(Items listed in a dataset)
════════════════════

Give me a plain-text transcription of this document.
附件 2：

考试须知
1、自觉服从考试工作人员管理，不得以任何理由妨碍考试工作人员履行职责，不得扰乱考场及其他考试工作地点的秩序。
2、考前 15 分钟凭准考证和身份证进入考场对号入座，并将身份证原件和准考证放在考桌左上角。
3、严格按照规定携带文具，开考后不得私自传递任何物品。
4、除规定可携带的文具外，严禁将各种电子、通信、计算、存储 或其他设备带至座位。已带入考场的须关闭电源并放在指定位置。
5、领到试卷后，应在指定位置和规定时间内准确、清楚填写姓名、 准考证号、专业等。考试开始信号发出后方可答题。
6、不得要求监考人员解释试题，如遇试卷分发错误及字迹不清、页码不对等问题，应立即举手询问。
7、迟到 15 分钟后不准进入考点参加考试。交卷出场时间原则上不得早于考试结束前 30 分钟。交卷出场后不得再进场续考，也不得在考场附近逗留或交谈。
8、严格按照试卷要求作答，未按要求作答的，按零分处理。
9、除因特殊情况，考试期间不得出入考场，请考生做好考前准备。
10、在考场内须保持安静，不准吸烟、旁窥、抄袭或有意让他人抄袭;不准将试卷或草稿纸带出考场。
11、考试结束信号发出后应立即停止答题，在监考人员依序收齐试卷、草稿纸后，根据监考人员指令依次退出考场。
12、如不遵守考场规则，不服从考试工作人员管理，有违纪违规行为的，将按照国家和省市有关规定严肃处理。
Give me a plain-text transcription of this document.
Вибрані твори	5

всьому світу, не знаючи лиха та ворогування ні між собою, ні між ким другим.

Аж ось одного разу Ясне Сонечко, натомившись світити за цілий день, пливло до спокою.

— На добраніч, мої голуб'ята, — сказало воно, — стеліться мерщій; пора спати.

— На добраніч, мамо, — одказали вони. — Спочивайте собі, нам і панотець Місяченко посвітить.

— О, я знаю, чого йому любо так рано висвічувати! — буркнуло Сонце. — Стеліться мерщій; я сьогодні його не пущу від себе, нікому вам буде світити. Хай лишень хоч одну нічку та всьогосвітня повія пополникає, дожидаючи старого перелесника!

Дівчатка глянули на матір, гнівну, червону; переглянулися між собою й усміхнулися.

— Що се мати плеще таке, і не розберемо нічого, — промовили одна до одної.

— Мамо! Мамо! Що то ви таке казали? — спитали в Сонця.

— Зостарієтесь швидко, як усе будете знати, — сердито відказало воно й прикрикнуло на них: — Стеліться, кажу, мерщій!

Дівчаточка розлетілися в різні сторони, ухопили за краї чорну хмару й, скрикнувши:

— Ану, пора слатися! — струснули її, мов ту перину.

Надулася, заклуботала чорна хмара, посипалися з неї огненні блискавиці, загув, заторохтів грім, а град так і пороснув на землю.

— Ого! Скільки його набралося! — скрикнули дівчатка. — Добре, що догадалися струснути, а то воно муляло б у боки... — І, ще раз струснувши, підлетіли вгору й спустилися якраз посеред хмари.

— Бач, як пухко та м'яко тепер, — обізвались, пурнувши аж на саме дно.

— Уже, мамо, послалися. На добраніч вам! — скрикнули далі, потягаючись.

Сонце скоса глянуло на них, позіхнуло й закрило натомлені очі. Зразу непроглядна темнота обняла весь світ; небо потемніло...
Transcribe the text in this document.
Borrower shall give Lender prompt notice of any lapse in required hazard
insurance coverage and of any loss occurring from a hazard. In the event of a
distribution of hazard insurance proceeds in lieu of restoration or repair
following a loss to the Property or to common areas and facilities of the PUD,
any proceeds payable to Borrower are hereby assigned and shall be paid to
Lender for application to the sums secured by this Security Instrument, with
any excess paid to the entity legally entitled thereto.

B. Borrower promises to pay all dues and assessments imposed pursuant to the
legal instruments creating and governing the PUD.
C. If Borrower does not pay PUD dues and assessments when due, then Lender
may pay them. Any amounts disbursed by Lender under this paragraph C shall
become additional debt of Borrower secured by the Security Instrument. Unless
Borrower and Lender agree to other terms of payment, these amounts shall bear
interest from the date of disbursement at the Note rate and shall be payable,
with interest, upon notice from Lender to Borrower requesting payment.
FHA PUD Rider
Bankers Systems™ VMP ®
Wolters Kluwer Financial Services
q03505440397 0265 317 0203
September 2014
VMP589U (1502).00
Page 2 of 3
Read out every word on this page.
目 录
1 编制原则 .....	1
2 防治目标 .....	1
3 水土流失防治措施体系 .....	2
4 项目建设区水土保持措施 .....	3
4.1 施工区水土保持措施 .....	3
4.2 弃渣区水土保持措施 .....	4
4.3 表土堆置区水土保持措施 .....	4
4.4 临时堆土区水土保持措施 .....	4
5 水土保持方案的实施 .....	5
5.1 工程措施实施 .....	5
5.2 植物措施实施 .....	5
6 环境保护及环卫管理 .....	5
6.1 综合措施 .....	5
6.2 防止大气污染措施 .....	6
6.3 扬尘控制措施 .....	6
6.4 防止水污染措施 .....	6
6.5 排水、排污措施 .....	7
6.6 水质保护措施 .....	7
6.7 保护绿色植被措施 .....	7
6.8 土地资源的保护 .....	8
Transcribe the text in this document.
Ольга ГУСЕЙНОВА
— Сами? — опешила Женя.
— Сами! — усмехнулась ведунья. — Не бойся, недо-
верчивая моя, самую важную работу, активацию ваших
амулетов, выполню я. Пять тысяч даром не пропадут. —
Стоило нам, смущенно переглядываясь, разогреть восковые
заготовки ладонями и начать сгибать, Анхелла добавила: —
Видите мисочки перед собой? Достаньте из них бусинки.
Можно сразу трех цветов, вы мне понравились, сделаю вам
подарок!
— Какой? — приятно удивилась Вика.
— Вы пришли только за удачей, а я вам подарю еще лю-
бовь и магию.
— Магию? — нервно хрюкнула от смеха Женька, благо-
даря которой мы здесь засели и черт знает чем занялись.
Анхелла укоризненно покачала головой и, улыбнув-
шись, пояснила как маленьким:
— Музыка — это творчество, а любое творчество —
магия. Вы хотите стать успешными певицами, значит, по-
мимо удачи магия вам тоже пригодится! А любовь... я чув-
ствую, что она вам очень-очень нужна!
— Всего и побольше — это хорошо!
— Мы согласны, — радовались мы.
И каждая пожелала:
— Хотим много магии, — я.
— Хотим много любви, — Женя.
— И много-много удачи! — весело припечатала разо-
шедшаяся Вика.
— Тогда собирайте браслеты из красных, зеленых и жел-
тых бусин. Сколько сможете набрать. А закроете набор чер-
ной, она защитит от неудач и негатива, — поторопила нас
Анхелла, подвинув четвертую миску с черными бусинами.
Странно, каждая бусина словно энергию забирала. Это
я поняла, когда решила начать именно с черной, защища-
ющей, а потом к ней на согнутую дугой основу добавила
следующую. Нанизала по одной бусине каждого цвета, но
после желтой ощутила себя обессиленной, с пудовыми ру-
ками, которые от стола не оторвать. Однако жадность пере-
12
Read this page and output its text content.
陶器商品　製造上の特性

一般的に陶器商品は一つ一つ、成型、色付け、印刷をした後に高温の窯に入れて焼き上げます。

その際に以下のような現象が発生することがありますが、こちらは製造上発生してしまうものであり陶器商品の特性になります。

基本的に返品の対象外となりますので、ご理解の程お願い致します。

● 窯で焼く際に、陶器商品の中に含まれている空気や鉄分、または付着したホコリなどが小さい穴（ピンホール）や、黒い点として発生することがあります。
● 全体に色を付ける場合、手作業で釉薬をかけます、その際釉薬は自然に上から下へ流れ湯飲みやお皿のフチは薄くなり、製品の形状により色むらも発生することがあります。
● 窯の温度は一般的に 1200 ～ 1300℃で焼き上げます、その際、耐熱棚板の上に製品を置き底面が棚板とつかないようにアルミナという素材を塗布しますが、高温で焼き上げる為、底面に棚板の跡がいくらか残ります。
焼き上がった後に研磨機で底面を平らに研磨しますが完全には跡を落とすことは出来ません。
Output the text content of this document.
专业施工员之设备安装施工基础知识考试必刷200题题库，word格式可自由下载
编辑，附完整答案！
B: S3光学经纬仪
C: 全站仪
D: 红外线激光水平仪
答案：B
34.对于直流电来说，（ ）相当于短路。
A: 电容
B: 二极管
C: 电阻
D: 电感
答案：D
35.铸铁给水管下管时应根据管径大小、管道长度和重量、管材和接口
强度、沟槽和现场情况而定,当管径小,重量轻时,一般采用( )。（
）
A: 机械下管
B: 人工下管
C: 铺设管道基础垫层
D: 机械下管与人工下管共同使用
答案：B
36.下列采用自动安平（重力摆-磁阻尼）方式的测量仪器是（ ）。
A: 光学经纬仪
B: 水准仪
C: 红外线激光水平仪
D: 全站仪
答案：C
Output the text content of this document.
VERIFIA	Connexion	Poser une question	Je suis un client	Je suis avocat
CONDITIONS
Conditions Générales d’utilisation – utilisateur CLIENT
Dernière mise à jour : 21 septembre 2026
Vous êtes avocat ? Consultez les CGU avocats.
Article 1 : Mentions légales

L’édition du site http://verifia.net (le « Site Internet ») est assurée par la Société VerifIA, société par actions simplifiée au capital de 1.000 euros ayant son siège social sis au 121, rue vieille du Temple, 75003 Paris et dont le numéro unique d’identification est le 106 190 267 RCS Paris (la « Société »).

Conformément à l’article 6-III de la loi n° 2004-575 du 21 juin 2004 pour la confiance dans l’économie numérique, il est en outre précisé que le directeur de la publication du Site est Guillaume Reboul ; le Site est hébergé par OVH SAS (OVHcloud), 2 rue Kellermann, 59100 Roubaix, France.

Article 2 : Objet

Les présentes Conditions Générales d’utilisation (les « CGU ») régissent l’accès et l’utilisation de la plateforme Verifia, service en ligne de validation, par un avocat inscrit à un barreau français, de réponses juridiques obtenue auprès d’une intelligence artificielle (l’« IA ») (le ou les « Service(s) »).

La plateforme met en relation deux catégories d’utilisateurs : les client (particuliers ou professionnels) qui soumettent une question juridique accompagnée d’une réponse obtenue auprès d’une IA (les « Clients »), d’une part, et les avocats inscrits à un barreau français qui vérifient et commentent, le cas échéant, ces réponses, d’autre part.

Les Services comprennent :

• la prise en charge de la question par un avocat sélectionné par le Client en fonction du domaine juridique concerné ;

════════════════════

[Problem statement] Filter the data, keeping only the lines that contain "payable".

[Solution]
any proceeds payable to Borrower are hereby assigned and shall be paid to
interest from the date of disbursement at the Note rate and shall be payable,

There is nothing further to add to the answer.